**Consigne**.
Recopiez mot pour mot, en entier, l'extrait sur la suppression du poste de DSI de la Communauté d'agglomération de l'Aéroport du Bourget.

**Extrait du document**.

********************

Après avoir basculé son système d’information dans le Cloud, David Larose, DSI Numérique de la Communauté d’agglomération de l’Aéroport du Bourget, est allé encore plus loin dans cette approche en supprimant son propre poste de DSI afin de devenir Directeur de l’Aménagement Numérique. « Il faut se poser la question : est-ce qu’on se positionne sur la surveillance des machines ou pour apporter de la valeur ajoutée à son entreprise ou à la fonction publique ? Mon métier, c’est faire en sorte que la Mairie réponde mieux aux citoyens plutôt que m’occuper à ce que les machines tournent bien. C’est exactement la même chose dans une entreprise privée. Est-ce que les métiers demandent à la DSI à ce que les machines tournent, ou les DSI doivent-elles trouver des solutions pour la RH, pour le business afin d’être plus rentables, plus efficaces, et aller vers l’international. »

********************

**Entrées de données**.
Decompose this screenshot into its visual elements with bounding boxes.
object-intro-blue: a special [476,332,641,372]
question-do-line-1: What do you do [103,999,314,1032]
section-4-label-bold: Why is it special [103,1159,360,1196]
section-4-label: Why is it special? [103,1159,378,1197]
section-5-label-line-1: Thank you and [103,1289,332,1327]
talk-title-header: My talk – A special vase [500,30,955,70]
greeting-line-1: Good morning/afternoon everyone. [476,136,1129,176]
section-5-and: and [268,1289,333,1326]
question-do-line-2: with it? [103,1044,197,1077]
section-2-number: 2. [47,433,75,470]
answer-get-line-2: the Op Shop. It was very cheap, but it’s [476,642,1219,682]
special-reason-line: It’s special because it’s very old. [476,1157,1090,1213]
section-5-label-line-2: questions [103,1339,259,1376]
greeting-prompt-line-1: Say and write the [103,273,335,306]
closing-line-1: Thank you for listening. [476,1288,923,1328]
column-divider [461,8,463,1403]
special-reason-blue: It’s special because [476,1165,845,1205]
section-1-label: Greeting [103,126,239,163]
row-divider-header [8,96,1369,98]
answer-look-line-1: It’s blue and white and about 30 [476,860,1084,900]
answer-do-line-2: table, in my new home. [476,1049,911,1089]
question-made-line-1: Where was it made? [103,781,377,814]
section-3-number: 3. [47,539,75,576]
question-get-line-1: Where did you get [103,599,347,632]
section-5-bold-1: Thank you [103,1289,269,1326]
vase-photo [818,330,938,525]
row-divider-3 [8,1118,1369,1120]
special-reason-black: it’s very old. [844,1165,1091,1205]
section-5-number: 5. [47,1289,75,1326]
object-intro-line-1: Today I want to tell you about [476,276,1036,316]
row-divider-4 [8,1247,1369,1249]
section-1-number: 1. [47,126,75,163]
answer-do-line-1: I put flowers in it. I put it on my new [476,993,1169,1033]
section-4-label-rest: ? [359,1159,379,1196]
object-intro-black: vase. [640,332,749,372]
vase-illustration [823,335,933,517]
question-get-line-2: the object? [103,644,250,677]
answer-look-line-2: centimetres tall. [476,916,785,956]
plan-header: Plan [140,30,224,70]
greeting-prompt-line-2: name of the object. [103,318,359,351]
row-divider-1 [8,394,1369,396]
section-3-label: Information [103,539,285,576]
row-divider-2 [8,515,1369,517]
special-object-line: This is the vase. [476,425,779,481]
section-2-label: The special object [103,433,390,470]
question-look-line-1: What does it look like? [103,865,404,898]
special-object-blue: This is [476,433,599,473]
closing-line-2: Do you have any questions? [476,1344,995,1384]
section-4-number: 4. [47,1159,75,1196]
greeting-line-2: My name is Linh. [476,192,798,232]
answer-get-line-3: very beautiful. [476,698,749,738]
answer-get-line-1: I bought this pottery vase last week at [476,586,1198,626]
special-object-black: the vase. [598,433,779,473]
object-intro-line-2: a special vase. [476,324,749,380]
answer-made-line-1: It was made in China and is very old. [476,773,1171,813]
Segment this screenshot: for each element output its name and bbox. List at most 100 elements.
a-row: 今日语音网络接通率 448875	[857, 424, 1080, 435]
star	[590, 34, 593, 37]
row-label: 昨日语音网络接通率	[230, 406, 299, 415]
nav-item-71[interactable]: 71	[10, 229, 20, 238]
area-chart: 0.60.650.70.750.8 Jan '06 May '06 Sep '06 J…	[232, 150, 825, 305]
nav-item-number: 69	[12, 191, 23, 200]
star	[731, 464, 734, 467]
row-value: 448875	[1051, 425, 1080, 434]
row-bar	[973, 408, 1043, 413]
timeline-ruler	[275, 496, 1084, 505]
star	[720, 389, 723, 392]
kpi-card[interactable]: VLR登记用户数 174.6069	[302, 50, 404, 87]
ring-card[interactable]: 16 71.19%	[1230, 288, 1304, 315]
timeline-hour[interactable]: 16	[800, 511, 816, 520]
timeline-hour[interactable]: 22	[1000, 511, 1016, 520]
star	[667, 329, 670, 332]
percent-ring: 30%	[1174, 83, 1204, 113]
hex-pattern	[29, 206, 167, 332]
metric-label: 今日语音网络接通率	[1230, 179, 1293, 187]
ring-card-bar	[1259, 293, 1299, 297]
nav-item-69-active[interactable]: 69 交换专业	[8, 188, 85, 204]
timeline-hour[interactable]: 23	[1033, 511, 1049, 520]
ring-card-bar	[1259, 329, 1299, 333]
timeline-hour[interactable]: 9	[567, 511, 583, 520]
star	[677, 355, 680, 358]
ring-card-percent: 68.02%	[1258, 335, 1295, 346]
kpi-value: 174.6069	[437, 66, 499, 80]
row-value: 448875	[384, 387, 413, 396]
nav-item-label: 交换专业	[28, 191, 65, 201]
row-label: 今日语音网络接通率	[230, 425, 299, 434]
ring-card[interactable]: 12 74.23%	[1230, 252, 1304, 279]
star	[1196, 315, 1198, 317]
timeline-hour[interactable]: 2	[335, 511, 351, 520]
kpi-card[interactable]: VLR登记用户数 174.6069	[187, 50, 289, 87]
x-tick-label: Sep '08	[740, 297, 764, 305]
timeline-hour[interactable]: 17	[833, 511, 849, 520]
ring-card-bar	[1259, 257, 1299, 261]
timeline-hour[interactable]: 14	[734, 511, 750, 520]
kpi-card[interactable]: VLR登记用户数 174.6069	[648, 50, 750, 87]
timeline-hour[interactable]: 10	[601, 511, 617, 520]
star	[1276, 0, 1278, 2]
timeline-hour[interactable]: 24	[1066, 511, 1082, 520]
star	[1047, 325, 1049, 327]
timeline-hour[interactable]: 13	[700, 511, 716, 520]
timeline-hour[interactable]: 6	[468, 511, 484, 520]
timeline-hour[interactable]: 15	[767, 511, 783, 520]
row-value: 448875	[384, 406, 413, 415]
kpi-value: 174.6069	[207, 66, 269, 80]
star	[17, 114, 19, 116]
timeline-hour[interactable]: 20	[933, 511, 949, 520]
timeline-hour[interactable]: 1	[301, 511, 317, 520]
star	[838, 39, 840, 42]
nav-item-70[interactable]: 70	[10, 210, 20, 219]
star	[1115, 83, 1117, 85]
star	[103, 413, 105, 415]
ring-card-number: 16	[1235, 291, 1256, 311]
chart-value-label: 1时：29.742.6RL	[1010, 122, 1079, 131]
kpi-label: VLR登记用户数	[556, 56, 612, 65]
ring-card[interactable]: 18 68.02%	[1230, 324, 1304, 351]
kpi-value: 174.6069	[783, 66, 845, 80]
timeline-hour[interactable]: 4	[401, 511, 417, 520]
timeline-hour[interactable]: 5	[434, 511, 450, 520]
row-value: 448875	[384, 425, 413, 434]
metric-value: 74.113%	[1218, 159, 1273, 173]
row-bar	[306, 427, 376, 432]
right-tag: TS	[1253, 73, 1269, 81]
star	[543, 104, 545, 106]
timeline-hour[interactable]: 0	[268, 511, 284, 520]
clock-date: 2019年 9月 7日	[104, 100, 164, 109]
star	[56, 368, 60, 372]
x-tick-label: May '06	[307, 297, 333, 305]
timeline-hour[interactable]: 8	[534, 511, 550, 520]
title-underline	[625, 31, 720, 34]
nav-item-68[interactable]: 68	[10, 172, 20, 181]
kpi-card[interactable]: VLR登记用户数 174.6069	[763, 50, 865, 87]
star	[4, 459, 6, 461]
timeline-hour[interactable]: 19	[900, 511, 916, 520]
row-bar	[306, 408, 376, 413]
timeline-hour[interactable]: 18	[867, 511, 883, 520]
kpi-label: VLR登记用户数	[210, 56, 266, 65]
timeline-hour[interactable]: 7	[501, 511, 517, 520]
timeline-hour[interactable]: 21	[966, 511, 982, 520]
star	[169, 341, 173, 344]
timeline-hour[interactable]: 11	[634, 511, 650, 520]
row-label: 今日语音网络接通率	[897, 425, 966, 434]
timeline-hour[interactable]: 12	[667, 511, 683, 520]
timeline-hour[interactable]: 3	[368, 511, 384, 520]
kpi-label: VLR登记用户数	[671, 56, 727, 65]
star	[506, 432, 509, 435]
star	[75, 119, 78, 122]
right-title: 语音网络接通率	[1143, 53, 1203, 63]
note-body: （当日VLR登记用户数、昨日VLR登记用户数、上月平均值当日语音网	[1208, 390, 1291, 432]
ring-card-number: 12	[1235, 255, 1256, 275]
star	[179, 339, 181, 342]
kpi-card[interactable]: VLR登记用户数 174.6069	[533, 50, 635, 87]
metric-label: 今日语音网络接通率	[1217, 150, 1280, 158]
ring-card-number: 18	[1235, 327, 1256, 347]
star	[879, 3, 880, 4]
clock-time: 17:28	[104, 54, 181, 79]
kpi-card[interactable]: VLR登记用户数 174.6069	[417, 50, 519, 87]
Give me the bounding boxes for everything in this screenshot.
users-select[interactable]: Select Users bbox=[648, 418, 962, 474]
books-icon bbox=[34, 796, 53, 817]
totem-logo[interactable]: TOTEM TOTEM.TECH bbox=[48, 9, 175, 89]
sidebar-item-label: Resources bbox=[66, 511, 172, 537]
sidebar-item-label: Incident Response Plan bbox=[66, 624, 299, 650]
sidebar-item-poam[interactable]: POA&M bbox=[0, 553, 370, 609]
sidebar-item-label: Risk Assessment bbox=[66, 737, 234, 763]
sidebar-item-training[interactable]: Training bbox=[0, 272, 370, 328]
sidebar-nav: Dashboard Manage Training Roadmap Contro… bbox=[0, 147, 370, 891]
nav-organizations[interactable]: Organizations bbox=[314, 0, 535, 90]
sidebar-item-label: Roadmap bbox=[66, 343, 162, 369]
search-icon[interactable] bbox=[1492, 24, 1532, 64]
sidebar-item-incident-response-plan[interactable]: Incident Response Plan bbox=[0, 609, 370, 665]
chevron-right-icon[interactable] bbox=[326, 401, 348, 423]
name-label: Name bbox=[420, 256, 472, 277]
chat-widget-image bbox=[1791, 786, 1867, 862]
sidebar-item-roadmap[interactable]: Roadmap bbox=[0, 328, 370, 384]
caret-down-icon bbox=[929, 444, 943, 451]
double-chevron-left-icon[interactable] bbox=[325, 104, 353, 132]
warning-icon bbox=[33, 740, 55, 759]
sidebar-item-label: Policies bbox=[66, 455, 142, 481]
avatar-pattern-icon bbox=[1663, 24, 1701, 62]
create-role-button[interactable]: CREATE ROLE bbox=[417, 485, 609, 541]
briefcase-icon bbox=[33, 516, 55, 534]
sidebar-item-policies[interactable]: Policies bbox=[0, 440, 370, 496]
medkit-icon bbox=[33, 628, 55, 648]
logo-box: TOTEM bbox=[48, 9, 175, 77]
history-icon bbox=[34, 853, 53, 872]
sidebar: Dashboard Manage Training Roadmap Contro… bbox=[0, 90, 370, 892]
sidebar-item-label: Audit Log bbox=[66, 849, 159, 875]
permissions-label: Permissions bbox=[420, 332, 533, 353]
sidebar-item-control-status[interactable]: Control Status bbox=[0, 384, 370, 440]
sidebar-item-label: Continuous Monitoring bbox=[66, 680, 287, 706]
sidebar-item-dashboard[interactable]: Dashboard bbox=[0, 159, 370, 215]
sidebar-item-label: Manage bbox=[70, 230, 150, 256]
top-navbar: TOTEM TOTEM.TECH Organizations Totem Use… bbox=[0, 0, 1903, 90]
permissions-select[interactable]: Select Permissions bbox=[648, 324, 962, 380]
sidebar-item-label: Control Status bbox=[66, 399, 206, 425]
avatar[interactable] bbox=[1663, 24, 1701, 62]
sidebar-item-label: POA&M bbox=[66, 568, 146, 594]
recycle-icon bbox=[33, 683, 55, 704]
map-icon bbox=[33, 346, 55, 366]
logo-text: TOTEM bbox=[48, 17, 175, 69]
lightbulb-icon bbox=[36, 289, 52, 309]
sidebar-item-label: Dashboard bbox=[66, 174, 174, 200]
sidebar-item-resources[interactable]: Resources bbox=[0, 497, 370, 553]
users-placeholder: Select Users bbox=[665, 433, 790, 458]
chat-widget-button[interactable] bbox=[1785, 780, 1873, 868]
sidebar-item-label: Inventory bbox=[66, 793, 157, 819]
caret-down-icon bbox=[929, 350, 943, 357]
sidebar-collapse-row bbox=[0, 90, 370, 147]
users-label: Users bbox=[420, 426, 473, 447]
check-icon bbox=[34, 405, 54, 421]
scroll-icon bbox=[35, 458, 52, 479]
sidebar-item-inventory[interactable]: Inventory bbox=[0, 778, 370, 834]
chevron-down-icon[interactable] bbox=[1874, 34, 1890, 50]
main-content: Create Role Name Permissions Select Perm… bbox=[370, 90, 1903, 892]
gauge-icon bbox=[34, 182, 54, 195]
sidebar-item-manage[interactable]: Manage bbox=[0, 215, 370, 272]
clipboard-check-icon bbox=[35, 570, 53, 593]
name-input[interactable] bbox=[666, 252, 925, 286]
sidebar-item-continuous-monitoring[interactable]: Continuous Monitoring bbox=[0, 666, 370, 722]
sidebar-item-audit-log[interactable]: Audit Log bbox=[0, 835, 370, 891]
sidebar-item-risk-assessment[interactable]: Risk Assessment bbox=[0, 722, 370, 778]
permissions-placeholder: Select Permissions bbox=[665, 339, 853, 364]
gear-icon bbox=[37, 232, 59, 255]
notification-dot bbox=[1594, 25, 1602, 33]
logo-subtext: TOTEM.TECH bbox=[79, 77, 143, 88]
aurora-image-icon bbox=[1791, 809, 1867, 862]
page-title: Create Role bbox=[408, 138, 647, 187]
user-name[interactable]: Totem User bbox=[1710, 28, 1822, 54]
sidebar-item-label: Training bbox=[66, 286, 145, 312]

********************

**Exercice corrigé**.
Après avoir basculé son système d’information dans le Cloud, David Larose, DSI Numérique de la Communauté d’agglomération de l’Aéroport du Bourget, est allé encore plus loin dans cette approche en supprimant son propre poste de DSI afin de devenir Directeur de l’Aménagement Numérique. « Il faut se poser la question : est-ce qu’on se positionne sur la surveillance des machines ou pour apporter de la valeur ajoutée à son entreprise ou à la fonction publique ? Mon métier, c’est faire en sorte que la Mairie réponde mieux aux citoyens plutôt que m’occuper à ce que les machines tournent bien. C’est exactement la même chose dans une entreprise privée. Est-ce que les métiers demandent à la DSI à ce que les machines tournent, ou les DSI doivent-elles trouver des solutions pour la RH, pour le business afin d’être plus rentables, plus efficaces, et aller vers l’international. »